Start of Materials provided
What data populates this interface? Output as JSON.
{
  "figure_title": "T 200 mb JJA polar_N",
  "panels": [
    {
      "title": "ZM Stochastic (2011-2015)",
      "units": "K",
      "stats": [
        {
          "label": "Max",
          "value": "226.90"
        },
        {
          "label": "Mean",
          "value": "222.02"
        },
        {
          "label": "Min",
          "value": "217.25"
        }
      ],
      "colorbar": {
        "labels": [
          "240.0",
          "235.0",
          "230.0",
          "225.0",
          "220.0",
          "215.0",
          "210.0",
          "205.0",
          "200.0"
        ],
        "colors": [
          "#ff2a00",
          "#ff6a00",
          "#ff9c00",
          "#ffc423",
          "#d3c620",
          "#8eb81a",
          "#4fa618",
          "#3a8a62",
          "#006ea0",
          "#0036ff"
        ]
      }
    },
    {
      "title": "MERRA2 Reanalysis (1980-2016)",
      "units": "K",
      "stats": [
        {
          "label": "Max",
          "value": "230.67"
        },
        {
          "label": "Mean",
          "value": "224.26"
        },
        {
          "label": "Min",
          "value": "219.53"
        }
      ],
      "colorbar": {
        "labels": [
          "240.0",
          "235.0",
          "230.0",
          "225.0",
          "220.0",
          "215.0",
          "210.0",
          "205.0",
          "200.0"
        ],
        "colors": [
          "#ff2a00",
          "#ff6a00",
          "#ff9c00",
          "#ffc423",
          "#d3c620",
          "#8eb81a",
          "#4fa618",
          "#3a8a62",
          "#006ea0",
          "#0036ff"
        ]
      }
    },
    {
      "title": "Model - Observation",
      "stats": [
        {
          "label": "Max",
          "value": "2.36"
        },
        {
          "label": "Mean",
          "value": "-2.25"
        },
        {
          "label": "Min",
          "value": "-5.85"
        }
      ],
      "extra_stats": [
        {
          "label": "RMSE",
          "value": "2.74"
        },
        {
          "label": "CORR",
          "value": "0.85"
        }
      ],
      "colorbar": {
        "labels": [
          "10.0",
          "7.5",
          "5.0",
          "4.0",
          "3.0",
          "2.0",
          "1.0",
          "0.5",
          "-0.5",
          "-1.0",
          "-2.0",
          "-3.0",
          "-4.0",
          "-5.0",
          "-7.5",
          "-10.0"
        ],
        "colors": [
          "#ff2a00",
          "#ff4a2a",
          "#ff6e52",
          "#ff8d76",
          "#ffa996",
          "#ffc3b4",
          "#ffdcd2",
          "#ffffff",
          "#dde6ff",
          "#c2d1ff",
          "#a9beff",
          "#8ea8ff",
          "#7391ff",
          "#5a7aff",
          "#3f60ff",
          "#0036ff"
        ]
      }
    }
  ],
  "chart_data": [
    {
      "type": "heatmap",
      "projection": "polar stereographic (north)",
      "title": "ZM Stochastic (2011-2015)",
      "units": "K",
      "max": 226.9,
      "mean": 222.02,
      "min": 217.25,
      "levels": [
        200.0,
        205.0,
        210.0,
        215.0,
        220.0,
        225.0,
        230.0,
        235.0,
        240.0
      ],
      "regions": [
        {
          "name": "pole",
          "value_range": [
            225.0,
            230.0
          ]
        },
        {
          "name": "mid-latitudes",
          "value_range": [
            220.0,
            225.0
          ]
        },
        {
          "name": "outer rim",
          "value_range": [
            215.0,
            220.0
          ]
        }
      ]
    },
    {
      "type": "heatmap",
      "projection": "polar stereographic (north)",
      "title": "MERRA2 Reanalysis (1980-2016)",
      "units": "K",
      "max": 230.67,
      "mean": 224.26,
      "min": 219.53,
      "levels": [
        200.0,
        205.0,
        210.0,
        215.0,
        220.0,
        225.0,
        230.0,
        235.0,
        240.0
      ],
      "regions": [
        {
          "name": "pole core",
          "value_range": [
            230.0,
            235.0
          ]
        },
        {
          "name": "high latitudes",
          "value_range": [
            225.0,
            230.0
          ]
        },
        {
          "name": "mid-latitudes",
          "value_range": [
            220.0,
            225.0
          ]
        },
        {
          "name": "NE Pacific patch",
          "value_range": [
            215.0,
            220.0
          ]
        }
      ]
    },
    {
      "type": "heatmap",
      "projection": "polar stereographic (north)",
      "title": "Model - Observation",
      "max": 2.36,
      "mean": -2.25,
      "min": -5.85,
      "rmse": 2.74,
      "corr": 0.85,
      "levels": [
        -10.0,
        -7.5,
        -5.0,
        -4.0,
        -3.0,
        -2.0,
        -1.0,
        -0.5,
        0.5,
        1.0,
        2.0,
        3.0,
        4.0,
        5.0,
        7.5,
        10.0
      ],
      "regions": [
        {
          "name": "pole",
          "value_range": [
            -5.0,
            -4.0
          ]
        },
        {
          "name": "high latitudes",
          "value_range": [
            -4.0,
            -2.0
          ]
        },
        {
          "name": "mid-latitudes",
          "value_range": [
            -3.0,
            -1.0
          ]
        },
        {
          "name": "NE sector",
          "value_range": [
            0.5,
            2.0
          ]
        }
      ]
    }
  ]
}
End of Materials provided
Written problem.
Transcribe all lines as written.

Solution to this exercise.
What data populates this interface? Output as JSON.
{
  "figure_title": "T 200 mb JJA polar_N",
  "panels": [
    {
      "title": "ZM Stochastic (2011-2015)",
      "units": "K",
      "stats": [
        {
          "label": "Max",
          "value": "226.90"
        },
        {
          "label": "Mean",
          "value": "222.02"
        },
        {
          "label": "Min",
          "value": "217.25"
        }
      ],
      "colorbar": {
        "labels": [
          "240.0",
          "235.0",
          "230.0",
          "225.0",
          "220.0",
          "215.0",
          "210.0",
          "205.0",
          "200.0"
        ],
        "colors": [
          "#ff2a00",
          "#ff6a00",
          "#ff9c00",
          "#ffc423",
          "#d3c620",
          "#8eb81a",
          "#4fa618",
          "#3a8a62",
          "#006ea0",
          "#0036ff"
        ]
      }
    },
    {
      "title": "MERRA2 Reanalysis (1980-2016)",
      "units": "K",
      "stats": [
        {
          "label": "Max",
          "value": "230.67"
        },
        {
          "label": "Mean",
          "value": "224.26"
        },
        {
          "label": "Min",
          "value": "219.53"
        }
      ],
      "colorbar": {
        "labels": [
          "240.0",
          "235.0",
          "230.0",
          "225.0",
          "220.0",
          "215.0",
          "210.0",
          "205.0",
          "200.0"
        ],
        "colors": [
          "#ff2a00",
          "#ff6a00",
          "#ff9c00",
          "#ffc423",
          "#d3c620",
          "#8eb81a",
          "#4fa618",
          "#3a8a62",
          "#006ea0",
          "#0036ff"
        ]
      }
    },
    {
      "title": "Model - Observation",
      "stats": [
        {
          "label": "Max",
          "value": "2.36"
        },
        {
          "label": "Mean",
          "value": "-2.25"
        },
        {
          "label": "Min",
          "value": "-5.85"
        }
      ],
      "extra_stats": [
        {
          "label": "RMSE",
          "value": "2.74"
        },
        {
          "label": "CORR",
          "value": "0.85"
        }
      ],
      "colorbar": {
        "labels": [
          "10.0",
          "7.5",
          "5.0",
          "4.0",
          "3.0",
          "2.0",
          "1.0",
          "0.5",
          "-0.5",
          "-1.0",
          "-2.0",
          "-3.0",
          "-4.0",
          "-5.0",
          "-7.5",
          "-10.0"
        ],
        "colors": [
          "#ff2a00",
          "#ff4a2a",
          "#ff6e52",
          "#ff8d76",
          "#ffa996",
          "#ffc3b4",
          "#ffdcd2",
          "#ffffff",
          "#dde6ff",
          "#c2d1ff",
          "#a9beff",
          "#8ea8ff",
          "#7391ff",
          "#5a7aff",
          "#3f60ff",
          "#0036ff"
        ]
      }
    }
  ],
  "chart_data": [
    {
      "type": "heatmap",
      "projection": "polar stereographic (north)",
      "title": "ZM Stochastic (2011-2015)",
      "units": "K",
      "max": 226.9,
      "mean": 222.02,
      "min": 217.25,
      "levels": [
        200.0,
        205.0,
        210.0,
        215.0,
        220.0,
        225.0,
        230.0,
        235.0,
        240.0
      ],
      "regions": [
        {
          "name": "pole",
          "value_range": [
            225.0,
            230.0
          ]
        },
        {
          "name": "mid-latitudes",
          "value_range": [
            220.0,
            225.0
          ]
        },
        {
          "name": "outer rim",
          "value_range": [
            215.0,
            220.0
          ]
        }
      ]
    },
    {
      "type": "heatmap",
      "projection": "polar stereographic (north)",
      "title": "MERRA2 Reanalysis (1980-2016)",
      "units": "K",
      "max": 230.67,
      "mean": 224.26,
      "min": 219.53,
      "levels": [
        200.0,
        205.0,
        210.0,
        215.0,
        220.0,
        225.0,
        230.0,
        235.0,
        240.0
      ],
      "regions": [
        {
          "name": "pole core",
          "value_range": [
            230.0,
            235.0
          ]
        },
        {
          "name": "high latitudes",
          "value_range": [
            225.0,
            230.0
          ]
        },
        {
          "name": "mid-latitudes",
          "value_range": [
            220.0,
            225.0
          ]
        },
        {
          "name": "NE Pacific patch",
          "value_range": [
            215.0,
            220.0
          ]
        }
      ]
    },
    {
      "type": "heatmap",
      "projection": "polar stereographic (north)",
      "title": "Model - Observation",
      "max": 2.36,
      "mean": -2.25,
      "min": -5.85,
      "rmse": 2.74,
      "corr": 0.85,
      "levels": [
        -10.0,
        -7.5,
        -5.0,
        -4.0,
        -3.0,
        -2.0,
        -1.0,
        -0.5,
        0.5,
        1.0,
        2.0,
        3.0,
        4.0,
        5.0,
        7.5,
        10.0
      ],
      "regions": [
        {
          "name": "pole",
          "value_range": [
            -5.0,
            -4.0
          ]
        },
        {
          "name": "high latitudes",
          "value_range": [
            -4.0,
            -2.0
          ]
        },
        {
          "name": "mid-latitudes",
          "value_range": [
            -3.0,
            -1.0
          ]
        },
        {
          "name": "NE sector",
          "value_range": [
            0.5,
            2.0
          ]
        }
      ]
    }
  ]
}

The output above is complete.